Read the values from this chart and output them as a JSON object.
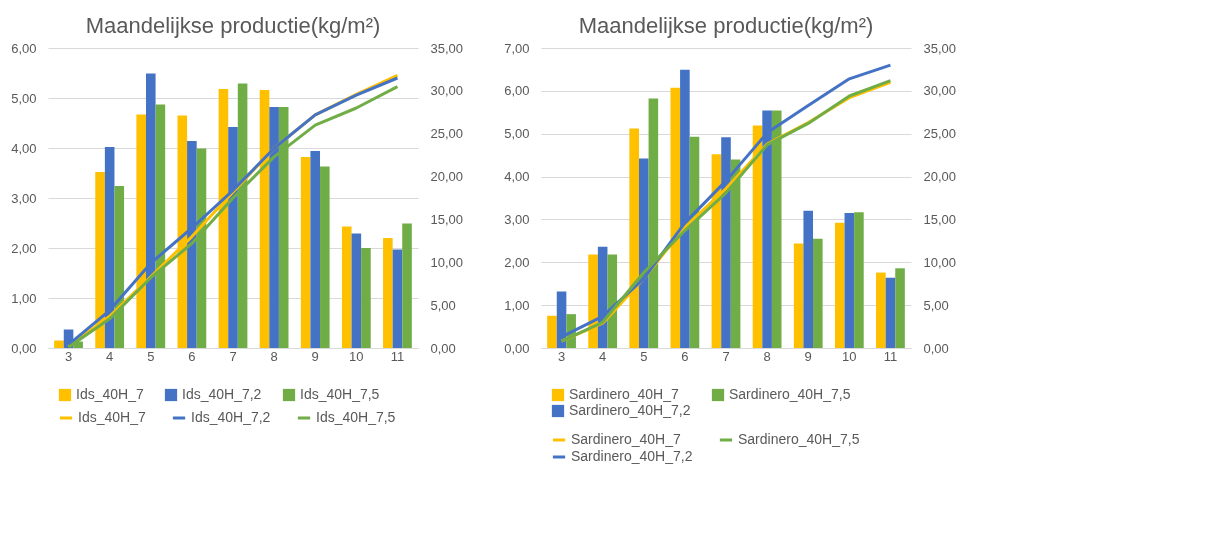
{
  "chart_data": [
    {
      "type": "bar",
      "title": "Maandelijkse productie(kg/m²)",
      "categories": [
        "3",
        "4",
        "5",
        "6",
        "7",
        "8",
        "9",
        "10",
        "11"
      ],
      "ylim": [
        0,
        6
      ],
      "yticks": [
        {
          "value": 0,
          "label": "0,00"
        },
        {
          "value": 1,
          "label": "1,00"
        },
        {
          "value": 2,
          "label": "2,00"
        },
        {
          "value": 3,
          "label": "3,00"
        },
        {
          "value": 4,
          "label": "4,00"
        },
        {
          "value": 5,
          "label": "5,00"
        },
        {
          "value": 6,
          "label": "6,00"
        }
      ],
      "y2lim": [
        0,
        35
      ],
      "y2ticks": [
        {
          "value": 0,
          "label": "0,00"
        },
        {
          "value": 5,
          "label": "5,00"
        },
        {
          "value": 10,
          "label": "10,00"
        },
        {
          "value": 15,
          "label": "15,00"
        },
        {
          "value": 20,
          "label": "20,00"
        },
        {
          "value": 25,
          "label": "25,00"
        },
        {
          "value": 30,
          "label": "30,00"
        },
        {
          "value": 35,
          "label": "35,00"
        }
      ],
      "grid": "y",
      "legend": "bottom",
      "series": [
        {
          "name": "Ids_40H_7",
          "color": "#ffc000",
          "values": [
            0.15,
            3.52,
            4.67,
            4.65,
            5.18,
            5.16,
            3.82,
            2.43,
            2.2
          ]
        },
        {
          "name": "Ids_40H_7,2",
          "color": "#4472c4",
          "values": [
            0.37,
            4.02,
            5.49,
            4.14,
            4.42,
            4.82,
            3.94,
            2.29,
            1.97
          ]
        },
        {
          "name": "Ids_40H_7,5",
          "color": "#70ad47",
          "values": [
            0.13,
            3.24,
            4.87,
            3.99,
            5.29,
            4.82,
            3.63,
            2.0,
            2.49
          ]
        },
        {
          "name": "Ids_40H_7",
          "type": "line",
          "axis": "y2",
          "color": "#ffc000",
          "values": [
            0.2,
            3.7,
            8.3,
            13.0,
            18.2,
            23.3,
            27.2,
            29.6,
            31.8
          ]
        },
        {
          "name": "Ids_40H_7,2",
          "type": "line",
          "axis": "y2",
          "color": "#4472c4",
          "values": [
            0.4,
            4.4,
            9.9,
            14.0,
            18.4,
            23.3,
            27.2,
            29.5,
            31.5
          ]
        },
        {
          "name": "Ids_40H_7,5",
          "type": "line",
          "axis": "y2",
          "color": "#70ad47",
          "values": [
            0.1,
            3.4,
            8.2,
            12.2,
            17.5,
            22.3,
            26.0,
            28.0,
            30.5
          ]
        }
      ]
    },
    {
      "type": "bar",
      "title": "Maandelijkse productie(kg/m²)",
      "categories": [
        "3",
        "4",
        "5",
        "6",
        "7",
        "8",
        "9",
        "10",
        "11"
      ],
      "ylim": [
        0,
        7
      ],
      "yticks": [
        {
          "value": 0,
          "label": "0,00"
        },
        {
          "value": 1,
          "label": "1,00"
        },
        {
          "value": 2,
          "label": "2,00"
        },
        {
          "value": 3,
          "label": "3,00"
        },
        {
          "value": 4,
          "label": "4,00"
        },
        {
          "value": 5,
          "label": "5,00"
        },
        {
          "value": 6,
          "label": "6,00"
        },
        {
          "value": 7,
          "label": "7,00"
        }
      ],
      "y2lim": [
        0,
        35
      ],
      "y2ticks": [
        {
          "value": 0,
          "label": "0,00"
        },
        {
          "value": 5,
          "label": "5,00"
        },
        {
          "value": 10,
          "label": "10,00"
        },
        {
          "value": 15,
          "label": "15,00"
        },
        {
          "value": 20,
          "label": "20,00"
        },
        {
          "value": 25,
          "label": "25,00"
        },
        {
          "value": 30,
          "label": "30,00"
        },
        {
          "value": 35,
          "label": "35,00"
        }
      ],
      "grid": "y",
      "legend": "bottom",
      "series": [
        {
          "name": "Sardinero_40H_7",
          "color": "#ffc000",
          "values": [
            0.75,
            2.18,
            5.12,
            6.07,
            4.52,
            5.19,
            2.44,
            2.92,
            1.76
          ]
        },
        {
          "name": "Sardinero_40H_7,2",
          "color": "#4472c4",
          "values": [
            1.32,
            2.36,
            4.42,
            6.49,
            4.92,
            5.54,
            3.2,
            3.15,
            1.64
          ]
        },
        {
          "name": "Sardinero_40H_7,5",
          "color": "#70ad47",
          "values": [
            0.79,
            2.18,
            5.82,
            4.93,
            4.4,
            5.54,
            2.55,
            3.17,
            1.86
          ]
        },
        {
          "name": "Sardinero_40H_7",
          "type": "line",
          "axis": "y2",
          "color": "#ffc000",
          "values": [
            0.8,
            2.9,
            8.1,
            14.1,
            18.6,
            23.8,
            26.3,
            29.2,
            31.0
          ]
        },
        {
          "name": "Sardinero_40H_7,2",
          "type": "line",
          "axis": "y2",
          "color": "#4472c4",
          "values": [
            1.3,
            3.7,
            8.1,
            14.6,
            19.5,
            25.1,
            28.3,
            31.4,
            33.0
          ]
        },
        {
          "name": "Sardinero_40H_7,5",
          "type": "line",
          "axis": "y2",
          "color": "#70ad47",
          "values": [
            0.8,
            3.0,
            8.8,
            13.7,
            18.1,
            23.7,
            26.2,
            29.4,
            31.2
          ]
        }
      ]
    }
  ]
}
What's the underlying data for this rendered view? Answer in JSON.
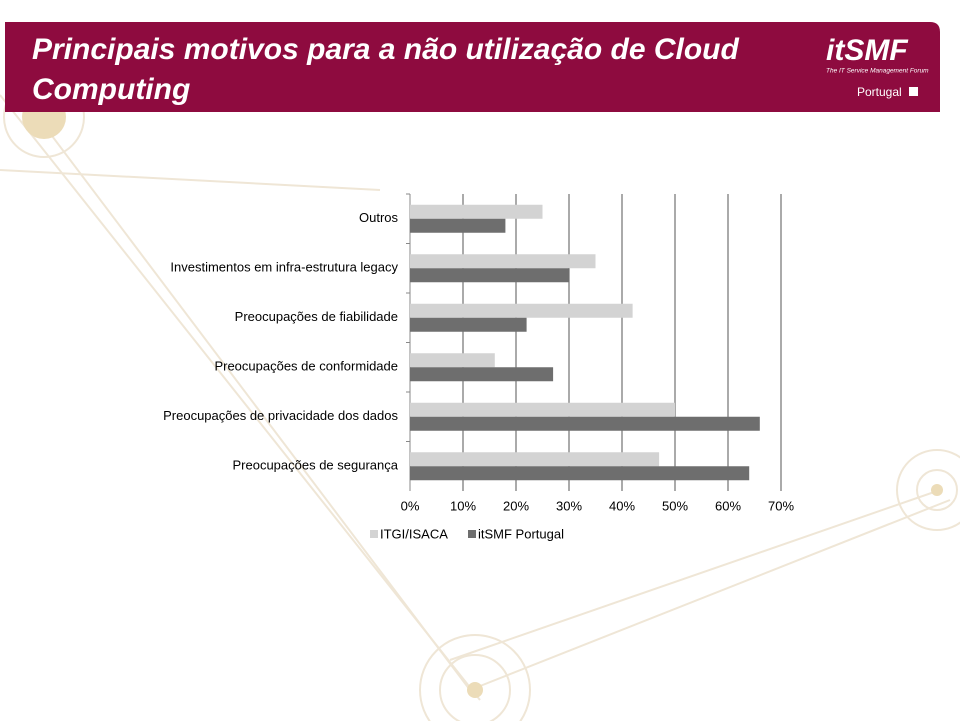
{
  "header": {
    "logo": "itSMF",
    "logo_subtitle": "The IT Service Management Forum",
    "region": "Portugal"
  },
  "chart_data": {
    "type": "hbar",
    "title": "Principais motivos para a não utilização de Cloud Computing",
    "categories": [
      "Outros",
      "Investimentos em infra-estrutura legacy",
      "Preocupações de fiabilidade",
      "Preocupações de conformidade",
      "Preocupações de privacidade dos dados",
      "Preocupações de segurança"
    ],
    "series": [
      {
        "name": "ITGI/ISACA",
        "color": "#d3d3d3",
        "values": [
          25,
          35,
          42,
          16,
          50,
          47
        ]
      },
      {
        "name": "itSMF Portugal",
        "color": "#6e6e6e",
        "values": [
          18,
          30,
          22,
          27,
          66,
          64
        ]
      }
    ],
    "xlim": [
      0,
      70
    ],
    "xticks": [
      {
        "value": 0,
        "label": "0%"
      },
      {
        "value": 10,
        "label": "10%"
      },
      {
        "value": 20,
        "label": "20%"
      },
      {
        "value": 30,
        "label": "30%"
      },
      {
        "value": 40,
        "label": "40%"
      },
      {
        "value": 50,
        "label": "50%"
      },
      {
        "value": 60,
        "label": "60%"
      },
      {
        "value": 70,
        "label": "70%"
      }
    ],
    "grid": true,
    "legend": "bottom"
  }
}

☆ ☆ ☆ ☆

**REQUIREMENTS**
Where does the word "this" appear in the listing? List each line that holds it.

**SOLUTION**
Read the values from this chart and output them as a JSON object.
What's the underlying data for this rendered view? Answer in JSON.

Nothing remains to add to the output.